*DIE AUFGABE*
Ändere in den Einträgen vom Anfang bis einschließlich der Zeile mit „status-cell-text: ИСПОЛНЯЕТСЯ БАНКОМ xyxy=(1109,228,1259,243)“ jedes „amount-cell-text“ zu „sum-cell-text“ und gib nur diese Zeilen sonst unverändert wieder.

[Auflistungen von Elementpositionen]
>>>>>
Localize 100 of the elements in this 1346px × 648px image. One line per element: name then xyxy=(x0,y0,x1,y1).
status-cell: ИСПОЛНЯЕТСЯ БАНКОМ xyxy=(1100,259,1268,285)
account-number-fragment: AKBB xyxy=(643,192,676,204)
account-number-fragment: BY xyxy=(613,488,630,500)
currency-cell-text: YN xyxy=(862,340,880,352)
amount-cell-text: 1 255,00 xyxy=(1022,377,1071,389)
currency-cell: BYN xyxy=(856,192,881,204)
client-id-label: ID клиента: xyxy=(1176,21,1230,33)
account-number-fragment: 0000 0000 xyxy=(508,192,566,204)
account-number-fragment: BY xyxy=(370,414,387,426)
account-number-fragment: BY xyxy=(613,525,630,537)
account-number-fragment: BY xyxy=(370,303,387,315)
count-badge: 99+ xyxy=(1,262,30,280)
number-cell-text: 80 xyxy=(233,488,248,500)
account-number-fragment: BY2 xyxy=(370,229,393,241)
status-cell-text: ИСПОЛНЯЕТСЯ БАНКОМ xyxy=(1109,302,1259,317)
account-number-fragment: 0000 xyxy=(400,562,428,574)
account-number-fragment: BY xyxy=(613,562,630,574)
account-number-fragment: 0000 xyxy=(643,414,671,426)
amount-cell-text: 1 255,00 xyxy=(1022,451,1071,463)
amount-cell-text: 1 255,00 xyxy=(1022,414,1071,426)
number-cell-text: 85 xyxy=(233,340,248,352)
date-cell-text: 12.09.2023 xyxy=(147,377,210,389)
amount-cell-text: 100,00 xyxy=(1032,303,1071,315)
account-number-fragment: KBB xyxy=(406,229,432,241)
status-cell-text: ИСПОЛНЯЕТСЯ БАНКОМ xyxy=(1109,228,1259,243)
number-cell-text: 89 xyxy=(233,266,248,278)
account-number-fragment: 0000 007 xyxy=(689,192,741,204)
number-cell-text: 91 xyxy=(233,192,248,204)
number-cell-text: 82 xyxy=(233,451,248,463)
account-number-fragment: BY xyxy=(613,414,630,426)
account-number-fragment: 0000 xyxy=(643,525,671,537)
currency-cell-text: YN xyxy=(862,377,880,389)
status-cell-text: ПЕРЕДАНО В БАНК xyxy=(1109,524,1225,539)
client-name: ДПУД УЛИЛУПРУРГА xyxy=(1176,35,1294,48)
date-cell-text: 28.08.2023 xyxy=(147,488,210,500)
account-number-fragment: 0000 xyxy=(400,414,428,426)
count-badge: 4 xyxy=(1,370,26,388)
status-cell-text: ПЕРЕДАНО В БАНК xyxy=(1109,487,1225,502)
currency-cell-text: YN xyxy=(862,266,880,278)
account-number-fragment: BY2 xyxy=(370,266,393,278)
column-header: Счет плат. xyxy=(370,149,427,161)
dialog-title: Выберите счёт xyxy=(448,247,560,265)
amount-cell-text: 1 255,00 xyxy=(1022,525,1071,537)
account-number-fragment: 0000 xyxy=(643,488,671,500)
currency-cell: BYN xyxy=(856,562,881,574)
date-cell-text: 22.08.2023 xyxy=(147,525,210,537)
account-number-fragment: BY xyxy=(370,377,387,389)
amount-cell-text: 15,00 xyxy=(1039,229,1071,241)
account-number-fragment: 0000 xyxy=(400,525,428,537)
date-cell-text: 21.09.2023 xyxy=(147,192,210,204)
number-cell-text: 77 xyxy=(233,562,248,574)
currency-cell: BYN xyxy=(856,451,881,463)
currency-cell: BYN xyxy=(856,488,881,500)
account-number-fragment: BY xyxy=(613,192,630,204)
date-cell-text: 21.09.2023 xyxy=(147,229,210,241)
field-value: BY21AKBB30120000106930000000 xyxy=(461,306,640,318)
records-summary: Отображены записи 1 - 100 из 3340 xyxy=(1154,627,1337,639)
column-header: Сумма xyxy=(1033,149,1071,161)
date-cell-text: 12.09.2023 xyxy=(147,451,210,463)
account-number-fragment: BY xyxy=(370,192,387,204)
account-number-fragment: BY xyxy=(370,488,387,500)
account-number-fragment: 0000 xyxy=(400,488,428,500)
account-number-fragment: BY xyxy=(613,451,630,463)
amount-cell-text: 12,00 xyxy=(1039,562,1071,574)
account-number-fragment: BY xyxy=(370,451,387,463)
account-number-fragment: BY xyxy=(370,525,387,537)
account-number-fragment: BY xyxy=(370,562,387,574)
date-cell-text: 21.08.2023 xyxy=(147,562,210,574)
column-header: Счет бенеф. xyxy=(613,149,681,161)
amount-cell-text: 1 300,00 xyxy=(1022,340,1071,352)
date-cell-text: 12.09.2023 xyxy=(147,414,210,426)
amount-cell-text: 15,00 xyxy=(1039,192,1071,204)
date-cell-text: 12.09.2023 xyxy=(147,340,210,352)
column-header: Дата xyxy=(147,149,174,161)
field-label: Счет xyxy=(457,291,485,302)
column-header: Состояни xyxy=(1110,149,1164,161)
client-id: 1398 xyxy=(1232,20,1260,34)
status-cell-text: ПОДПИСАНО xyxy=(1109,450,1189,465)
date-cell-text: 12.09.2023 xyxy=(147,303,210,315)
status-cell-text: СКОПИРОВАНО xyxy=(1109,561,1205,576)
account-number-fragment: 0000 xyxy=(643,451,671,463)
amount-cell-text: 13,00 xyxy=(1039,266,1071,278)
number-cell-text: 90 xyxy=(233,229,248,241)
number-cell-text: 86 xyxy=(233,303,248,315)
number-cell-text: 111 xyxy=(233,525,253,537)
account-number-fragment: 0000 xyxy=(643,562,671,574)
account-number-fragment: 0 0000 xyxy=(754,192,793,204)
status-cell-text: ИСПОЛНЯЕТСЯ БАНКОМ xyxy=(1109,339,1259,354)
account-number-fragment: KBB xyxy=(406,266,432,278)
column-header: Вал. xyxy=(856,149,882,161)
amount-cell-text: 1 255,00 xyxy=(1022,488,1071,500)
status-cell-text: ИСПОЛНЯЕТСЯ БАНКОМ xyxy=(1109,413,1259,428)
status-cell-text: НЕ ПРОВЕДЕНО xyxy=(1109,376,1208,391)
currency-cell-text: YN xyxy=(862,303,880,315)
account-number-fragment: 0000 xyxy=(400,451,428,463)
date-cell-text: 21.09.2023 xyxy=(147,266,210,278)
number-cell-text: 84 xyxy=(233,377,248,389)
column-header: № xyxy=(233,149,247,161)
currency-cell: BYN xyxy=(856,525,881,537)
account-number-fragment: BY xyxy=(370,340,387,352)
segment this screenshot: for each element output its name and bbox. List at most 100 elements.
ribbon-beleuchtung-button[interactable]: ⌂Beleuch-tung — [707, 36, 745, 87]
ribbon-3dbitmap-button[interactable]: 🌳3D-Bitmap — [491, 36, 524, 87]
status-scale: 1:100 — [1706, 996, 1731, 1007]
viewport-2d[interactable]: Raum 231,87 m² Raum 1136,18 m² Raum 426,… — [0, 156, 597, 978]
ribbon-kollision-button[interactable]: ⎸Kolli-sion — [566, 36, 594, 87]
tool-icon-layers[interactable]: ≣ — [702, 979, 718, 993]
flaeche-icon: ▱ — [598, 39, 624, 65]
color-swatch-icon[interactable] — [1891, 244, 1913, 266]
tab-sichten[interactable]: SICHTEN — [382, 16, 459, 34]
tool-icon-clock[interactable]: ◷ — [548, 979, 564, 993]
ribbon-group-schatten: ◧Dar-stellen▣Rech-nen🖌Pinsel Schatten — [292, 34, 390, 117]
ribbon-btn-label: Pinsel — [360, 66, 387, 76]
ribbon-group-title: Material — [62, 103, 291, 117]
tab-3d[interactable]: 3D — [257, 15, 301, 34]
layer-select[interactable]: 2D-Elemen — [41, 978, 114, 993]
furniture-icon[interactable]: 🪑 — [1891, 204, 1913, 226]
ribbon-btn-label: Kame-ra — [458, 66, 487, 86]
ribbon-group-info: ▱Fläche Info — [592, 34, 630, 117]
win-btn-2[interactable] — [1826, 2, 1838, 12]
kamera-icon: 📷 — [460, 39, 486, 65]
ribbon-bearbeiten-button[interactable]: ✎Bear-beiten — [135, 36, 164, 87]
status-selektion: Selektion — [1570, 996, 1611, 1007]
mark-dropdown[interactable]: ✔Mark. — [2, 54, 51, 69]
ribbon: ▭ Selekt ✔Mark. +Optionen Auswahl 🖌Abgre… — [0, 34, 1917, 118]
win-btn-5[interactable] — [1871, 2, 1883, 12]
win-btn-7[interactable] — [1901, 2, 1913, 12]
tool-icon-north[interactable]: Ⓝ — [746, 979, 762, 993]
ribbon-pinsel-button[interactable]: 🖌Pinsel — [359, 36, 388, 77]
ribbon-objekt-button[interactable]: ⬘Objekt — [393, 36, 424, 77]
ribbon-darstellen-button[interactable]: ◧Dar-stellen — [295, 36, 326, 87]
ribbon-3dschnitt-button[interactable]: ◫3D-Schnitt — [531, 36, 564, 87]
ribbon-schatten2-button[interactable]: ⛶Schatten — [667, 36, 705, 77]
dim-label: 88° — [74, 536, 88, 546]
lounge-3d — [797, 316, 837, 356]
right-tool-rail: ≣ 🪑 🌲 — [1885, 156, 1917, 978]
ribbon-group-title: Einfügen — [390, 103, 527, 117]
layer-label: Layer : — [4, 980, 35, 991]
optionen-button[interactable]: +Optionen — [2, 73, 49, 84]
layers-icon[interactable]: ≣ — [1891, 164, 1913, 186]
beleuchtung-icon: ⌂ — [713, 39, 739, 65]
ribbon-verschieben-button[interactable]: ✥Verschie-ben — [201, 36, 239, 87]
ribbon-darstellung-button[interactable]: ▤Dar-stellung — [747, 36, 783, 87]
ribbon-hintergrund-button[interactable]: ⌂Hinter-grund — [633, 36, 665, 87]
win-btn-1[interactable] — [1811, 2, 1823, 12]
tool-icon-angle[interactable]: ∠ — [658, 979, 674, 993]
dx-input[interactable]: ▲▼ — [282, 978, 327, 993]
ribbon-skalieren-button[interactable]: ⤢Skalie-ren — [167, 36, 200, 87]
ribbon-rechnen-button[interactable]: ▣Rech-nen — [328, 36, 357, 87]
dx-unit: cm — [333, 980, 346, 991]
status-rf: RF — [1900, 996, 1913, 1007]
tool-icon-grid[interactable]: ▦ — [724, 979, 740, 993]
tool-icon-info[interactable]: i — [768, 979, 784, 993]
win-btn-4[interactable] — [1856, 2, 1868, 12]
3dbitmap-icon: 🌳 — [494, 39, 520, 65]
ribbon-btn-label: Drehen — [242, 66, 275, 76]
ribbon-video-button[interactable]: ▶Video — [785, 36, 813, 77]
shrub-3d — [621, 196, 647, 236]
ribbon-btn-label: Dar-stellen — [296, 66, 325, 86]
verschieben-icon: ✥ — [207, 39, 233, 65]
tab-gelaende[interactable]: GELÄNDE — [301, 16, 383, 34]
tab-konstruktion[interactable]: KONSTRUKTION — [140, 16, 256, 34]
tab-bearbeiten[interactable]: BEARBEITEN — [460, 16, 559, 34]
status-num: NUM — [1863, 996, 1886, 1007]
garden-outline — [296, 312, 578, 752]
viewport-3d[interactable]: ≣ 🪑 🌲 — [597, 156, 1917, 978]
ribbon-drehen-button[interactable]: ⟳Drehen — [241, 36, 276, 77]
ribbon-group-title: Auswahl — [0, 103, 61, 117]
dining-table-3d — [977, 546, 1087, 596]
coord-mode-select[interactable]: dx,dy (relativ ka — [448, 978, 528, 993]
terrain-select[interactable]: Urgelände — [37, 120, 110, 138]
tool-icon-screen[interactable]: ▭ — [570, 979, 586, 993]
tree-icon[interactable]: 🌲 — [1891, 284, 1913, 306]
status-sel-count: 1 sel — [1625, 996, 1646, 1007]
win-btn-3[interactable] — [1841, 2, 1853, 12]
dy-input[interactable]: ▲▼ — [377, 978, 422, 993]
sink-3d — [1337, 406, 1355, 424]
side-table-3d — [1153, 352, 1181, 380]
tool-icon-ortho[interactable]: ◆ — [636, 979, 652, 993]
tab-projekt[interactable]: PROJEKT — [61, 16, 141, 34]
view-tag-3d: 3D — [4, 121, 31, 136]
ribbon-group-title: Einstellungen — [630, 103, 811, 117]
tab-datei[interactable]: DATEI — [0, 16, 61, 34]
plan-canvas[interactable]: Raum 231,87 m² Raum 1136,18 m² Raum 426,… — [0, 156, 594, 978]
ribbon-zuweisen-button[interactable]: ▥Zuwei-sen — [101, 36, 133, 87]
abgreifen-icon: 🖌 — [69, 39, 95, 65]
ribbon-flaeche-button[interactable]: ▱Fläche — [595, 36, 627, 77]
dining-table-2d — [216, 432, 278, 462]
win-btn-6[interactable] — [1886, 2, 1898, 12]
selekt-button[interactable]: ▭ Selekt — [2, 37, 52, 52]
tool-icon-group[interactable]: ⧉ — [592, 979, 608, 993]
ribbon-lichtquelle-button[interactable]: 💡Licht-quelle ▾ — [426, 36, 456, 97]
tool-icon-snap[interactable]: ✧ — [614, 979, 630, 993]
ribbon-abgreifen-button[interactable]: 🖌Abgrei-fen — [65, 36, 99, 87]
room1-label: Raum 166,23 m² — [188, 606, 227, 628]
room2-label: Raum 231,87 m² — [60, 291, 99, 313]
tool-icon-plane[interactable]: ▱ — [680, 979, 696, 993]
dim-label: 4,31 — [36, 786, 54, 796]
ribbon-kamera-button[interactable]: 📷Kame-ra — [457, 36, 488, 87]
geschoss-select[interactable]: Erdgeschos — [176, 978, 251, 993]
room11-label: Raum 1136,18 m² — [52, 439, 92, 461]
<<<<<
*DIE AUSGABE*
Localize 100 of the elements in this 1346px × 648px image. One line per element: name then xyxy=(x0,y0,x1,y1).
status-cell: ИСПОЛНЯЕТСЯ БАНКОМ xyxy=(1100,259,1268,285)
account-number-fragment: AKBB xyxy=(643,192,676,204)
account-number-fragment: BY xyxy=(613,488,630,500)
currency-cell-text: YN xyxy=(862,340,880,352)
sum-cell-text: 1 255,00 xyxy=(1022,377,1071,389)
currency-cell: BYN xyxy=(856,192,881,204)
client-id-label: ID клиента: xyxy=(1176,21,1230,33)
account-number-fragment: 0000 0000 xyxy=(508,192,566,204)
account-number-fragment: BY xyxy=(370,414,387,426)
account-number-fragment: BY xyxy=(613,525,630,537)
account-number-fragment: BY xyxy=(370,303,387,315)
count-badge: 99+ xyxy=(1,262,30,280)
number-cell-text: 80 xyxy=(233,488,248,500)
account-number-fragment: BY2 xyxy=(370,229,393,241)
status-cell-text: ИСПОЛНЯЕТСЯ БАНКОМ xyxy=(1109,302,1259,317)
account-number-fragment: 0000 xyxy=(400,562,428,574)
account-number-fragment: BY xyxy=(613,562,630,574)
account-number-fragment: 0000 xyxy=(643,414,671,426)
sum-cell-text: 1 255,00 xyxy=(1022,451,1071,463)
sum-cell-text: 1 255,00 xyxy=(1022,414,1071,426)
number-cell-text: 85 xyxy=(233,340,248,352)
date-cell-text: 12.09.2023 xyxy=(147,377,210,389)
sum-cell-text: 100,00 xyxy=(1032,303,1071,315)
account-number-fragment: KBB xyxy=(406,229,432,241)
status-cell-text: ИСПОЛНЯЕТСЯ БАНКОМ xyxy=(1109,228,1259,243)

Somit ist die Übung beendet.